■ **Prompt**
Copy each line of the records that holds the string "Extract".

+---+

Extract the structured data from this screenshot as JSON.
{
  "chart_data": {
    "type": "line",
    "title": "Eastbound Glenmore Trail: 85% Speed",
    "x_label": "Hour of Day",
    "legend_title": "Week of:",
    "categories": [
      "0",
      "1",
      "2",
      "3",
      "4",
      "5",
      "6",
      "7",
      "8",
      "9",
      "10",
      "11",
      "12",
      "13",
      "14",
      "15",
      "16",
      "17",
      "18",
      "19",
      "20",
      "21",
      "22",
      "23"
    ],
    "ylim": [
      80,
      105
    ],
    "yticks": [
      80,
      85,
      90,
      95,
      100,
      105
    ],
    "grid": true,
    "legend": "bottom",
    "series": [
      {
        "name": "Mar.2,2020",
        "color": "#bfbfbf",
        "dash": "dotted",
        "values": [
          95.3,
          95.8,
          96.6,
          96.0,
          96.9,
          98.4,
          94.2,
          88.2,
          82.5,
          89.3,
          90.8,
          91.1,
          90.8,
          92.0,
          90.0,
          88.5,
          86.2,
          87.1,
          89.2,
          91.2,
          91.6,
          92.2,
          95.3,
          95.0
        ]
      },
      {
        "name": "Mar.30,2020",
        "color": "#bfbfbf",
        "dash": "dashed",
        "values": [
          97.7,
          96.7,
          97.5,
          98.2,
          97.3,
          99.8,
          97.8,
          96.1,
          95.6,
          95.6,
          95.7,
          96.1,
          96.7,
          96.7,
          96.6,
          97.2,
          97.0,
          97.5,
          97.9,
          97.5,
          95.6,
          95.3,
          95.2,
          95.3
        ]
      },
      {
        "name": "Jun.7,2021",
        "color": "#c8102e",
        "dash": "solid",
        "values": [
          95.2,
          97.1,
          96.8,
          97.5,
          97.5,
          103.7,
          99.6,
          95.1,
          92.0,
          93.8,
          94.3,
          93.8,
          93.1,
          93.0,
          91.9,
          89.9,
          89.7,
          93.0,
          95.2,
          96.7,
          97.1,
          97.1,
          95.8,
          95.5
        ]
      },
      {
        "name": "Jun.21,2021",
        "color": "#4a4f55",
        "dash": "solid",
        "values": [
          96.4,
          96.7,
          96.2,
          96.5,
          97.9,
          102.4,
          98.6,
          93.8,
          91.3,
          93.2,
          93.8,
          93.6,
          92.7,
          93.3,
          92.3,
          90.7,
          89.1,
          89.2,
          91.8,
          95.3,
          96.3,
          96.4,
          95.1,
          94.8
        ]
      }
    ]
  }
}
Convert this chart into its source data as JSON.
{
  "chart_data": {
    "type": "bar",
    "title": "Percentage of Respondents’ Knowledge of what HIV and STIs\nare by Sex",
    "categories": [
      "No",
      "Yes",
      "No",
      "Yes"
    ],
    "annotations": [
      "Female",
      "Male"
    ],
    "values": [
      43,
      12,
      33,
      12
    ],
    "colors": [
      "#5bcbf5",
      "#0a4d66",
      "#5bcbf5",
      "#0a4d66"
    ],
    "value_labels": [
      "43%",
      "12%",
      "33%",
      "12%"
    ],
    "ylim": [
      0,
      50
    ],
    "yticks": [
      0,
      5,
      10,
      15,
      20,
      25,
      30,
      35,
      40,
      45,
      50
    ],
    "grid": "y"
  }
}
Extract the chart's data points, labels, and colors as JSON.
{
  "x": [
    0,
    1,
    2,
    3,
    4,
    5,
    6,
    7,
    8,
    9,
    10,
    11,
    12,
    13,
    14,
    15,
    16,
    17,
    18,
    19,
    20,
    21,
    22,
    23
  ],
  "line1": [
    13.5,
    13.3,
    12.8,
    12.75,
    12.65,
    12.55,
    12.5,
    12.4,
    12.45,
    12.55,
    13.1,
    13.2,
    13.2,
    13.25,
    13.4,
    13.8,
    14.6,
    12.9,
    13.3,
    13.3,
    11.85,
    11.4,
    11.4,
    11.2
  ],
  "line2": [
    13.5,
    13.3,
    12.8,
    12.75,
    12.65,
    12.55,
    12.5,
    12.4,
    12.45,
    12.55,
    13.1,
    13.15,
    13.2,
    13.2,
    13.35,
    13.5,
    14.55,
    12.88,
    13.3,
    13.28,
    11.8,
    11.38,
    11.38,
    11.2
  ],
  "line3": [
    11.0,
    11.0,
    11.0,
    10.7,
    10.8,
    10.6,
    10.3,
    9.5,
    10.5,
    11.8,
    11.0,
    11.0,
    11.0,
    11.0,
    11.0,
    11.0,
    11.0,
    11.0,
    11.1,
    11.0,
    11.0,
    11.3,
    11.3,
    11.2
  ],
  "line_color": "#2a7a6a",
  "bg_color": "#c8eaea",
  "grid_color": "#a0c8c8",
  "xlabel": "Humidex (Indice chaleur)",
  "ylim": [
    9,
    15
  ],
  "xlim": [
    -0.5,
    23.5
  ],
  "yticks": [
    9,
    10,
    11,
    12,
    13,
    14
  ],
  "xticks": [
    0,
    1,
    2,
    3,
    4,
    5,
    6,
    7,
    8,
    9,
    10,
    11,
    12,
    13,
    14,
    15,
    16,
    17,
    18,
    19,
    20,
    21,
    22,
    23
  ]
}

+---+

■ **Completed exercise**
Extract the structured data from this screenshot as JSON.
Extract the chart's data points, labels, and colors as JSON.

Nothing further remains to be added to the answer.